▶ [Exercise instructions]:
Copy out every one of the records below, line by line, with no changes.

▶ [Supplied records]:
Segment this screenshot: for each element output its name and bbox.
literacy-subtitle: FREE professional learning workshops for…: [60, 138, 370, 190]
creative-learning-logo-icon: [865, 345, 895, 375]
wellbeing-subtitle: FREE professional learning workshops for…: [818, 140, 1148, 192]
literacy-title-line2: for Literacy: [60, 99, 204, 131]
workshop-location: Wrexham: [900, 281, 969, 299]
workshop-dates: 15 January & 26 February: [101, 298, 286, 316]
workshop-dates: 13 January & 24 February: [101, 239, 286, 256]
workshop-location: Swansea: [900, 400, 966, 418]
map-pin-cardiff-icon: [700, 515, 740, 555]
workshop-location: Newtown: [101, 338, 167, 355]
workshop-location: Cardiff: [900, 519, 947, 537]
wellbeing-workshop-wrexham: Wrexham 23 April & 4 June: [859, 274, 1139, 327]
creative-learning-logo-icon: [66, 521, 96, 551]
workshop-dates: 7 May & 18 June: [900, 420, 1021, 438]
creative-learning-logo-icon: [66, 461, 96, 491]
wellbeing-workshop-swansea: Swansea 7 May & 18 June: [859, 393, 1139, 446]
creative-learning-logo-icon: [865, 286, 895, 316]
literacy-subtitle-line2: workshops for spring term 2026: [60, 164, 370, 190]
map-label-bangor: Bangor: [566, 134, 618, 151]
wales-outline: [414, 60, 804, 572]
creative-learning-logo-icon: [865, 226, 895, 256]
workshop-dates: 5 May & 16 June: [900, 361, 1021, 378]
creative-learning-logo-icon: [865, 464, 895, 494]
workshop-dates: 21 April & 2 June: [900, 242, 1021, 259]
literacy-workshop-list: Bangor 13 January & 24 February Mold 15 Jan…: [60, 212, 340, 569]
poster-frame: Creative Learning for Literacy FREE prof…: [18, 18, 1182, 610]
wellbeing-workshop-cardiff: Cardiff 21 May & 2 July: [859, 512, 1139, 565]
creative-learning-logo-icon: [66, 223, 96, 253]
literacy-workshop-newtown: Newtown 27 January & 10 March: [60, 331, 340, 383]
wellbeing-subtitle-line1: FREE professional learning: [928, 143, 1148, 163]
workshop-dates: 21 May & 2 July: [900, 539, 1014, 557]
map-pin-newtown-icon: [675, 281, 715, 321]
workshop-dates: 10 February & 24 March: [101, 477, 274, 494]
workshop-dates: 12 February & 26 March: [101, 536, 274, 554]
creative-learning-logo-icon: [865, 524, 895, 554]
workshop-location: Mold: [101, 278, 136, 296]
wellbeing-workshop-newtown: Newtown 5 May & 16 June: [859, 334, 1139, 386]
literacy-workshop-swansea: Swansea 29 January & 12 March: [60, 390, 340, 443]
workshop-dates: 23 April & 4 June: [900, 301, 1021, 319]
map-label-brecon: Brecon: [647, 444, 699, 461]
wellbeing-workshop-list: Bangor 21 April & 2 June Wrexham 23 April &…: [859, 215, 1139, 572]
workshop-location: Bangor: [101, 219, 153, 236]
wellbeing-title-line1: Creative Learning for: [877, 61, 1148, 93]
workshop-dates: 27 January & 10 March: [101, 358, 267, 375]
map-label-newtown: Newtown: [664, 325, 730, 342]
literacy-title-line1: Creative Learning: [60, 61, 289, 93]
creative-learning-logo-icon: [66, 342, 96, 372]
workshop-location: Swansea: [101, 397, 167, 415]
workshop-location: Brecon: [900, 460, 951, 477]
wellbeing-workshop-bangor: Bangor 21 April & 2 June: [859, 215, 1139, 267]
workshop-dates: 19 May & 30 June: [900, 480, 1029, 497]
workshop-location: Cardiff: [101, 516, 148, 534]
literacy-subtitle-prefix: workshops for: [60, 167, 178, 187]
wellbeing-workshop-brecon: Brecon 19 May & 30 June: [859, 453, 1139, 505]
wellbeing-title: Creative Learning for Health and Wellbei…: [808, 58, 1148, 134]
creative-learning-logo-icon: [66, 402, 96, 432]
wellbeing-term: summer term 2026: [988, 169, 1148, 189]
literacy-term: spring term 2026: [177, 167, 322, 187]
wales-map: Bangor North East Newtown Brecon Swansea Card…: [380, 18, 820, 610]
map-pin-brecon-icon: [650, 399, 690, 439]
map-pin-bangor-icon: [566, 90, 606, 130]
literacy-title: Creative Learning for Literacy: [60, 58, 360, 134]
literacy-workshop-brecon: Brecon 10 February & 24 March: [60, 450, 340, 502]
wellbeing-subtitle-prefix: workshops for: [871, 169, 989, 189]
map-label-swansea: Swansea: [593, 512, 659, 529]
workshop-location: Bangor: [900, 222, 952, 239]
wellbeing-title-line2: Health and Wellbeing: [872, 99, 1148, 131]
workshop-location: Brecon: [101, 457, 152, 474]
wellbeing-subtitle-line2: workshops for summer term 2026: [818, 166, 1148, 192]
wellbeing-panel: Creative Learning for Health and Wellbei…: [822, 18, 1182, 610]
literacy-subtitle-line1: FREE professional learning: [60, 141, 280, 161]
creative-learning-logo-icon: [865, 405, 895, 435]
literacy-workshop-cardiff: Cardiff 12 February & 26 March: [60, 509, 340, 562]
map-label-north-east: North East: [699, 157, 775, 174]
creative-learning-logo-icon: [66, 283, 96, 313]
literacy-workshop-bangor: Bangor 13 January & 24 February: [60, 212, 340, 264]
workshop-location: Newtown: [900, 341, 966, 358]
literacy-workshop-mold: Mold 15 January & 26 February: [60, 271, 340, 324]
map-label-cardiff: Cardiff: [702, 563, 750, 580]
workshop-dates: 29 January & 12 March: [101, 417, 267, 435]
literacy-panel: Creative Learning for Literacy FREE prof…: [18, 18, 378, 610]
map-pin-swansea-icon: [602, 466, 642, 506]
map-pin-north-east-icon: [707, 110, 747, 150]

▶ [Result of this exercise]:
Segment this screenshot: for each element output its name and bbox.
literacy-subtitle: FREE professional learning workshops for…: [60, 138, 370, 190]
creative-learning-logo-icon: [865, 345, 895, 375]
wellbeing-subtitle: FREE professional learning workshops for…: [818, 140, 1148, 192]
literacy-title-line2: for Literacy: [60, 99, 204, 131]
workshop-location: Wrexham: [900, 281, 969, 299]
workshop-dates: 15 January & 26 February: [101, 298, 286, 316]
workshop-dates: 13 January & 24 February: [101, 239, 286, 256]
workshop-location: Swansea: [900, 400, 966, 418]
map-pin-cardiff-icon: [700, 515, 740, 555]
workshop-location: Newtown: [101, 338, 167, 355]
workshop-location: Cardiff: [900, 519, 947, 537]
wellbeing-workshop-wrexham: Wrexham 23 April & 4 June: [859, 274, 1139, 327]
creative-learning-logo-icon: [66, 521, 96, 551]
workshop-dates: 7 May & 18 June: [900, 420, 1021, 438]
creative-learning-logo-icon: [66, 461, 96, 491]
wellbeing-workshop-swansea: Swansea 7 May & 18 June: [859, 393, 1139, 446]
creative-learning-logo-icon: [865, 286, 895, 316]
literacy-subtitle-line2: workshops for spring term 2026: [60, 164, 370, 190]
map-label-bangor: Bangor: [566, 134, 618, 151]
wales-outline: [414, 60, 804, 572]
creative-learning-logo-icon: [865, 226, 895, 256]
workshop-dates: 5 May & 16 June: [900, 361, 1021, 378]
creative-learning-logo-icon: [865, 464, 895, 494]
workshop-dates: 21 April & 2 June: [900, 242, 1021, 259]
literacy-workshop-list: Bangor 13 January & 24 February Mold 15 Jan…: [60, 212, 340, 569]
poster-frame: Creative Learning for Literacy FREE prof…: [18, 18, 1182, 610]
wellbeing-workshop-cardiff: Cardiff 21 May & 2 July: [859, 512, 1139, 565]
creative-learning-logo-icon: [66, 223, 96, 253]
literacy-workshop-newtown: Newtown 27 January & 10 March: [60, 331, 340, 383]
wellbeing-subtitle-line1: FREE professional learning: [928, 143, 1148, 163]
workshop-dates: 21 May & 2 July: [900, 539, 1014, 557]
map-pin-newtown-icon: [675, 281, 715, 321]
workshop-dates: 10 February & 24 March: [101, 477, 274, 494]
workshop-dates: 12 February & 26 March: [101, 536, 274, 554]
creative-learning-logo-icon: [865, 524, 895, 554]
workshop-location: Mold: [101, 278, 136, 296]
wellbeing-workshop-newtown: Newtown 5 May & 16 June: [859, 334, 1139, 386]
literacy-workshop-swansea: Swansea 29 January & 12 March: [60, 390, 340, 443]
workshop-dates: 23 April & 4 June: [900, 301, 1021, 319]
map-label-brecon: Brecon: [647, 444, 699, 461]
wellbeing-workshop-list: Bangor 21 April & 2 June Wrexham 23 April &…: [859, 215, 1139, 572]
workshop-location: Bangor: [101, 219, 153, 236]
wellbeing-title-line1: Creative Learning for: [877, 61, 1148, 93]
workshop-dates: 27 January & 10 March: [101, 358, 267, 375]
map-label-newtown: Newtown: [664, 325, 730, 342]
literacy-title-line1: Creative Learning: [60, 61, 289, 93]
creative-learning-logo-icon: [66, 342, 96, 372]
workshop-location: Swansea: [101, 397, 167, 415]
workshop-location: Brecon: [900, 460, 951, 477]
wellbeing-workshop-bangor: Bangor 21 April & 2 June: [859, 215, 1139, 267]
workshop-dates: 19 May & 30 June: [900, 480, 1029, 497]
workshop-location: Cardiff: [101, 516, 148, 534]
literacy-subtitle-prefix: workshops for: [60, 167, 178, 187]
wellbeing-workshop-brecon: Brecon 19 May & 30 June: [859, 453, 1139, 505]
wellbeing-title: Creative Learning for Health and Wellbei…: [808, 58, 1148, 134]
creative-learning-logo-icon: [66, 402, 96, 432]
wellbeing-term: summer term 2026: [988, 169, 1148, 189]
literacy-term: spring term 2026: [177, 167, 322, 187]
wales-map: Bangor North East Newtown Brecon Swansea Card…: [380, 18, 820, 610]
map-pin-brecon-icon: [650, 399, 690, 439]
map-pin-bangor-icon: [566, 90, 606, 130]
literacy-title: Creative Learning for Literacy: [60, 58, 360, 134]
literacy-workshop-brecon: Brecon 10 February & 24 March: [60, 450, 340, 502]
wellbeing-subtitle-prefix: workshops for: [871, 169, 989, 189]
map-label-swansea: Swansea: [593, 512, 659, 529]
workshop-location: Bangor: [900, 222, 952, 239]
wellbeing-title-line2: Health and Wellbeing: [872, 99, 1148, 131]
workshop-location: Brecon: [101, 457, 152, 474]
wellbeing-subtitle-line2: workshops for summer term 2026: [818, 166, 1148, 192]
wellbeing-panel: Creative Learning for Health and Wellbei…: [822, 18, 1182, 610]
literacy-subtitle-line1: FREE professional learning: [60, 141, 280, 161]
creative-learning-logo-icon: [865, 405, 895, 435]
literacy-workshop-cardiff: Cardiff 12 February & 26 March: [60, 509, 340, 562]
map-label-north-east: North East: [699, 157, 775, 174]
creative-learning-logo-icon: [66, 283, 96, 313]
literacy-workshop-bangor: Bangor 13 January & 24 February: [60, 212, 340, 264]
workshop-location: Newtown: [900, 341, 966, 358]
literacy-workshop-mold: Mold 15 January & 26 February: [60, 271, 340, 324]
map-label-cardiff: Cardiff: [702, 563, 750, 580]
workshop-dates: 29 January & 12 March: [101, 417, 267, 435]
literacy-panel: Creative Learning for Literacy FREE prof…: [18, 18, 378, 610]
map-pin-swansea-icon: [602, 466, 642, 506]
map-pin-north-east-icon: [707, 110, 747, 150]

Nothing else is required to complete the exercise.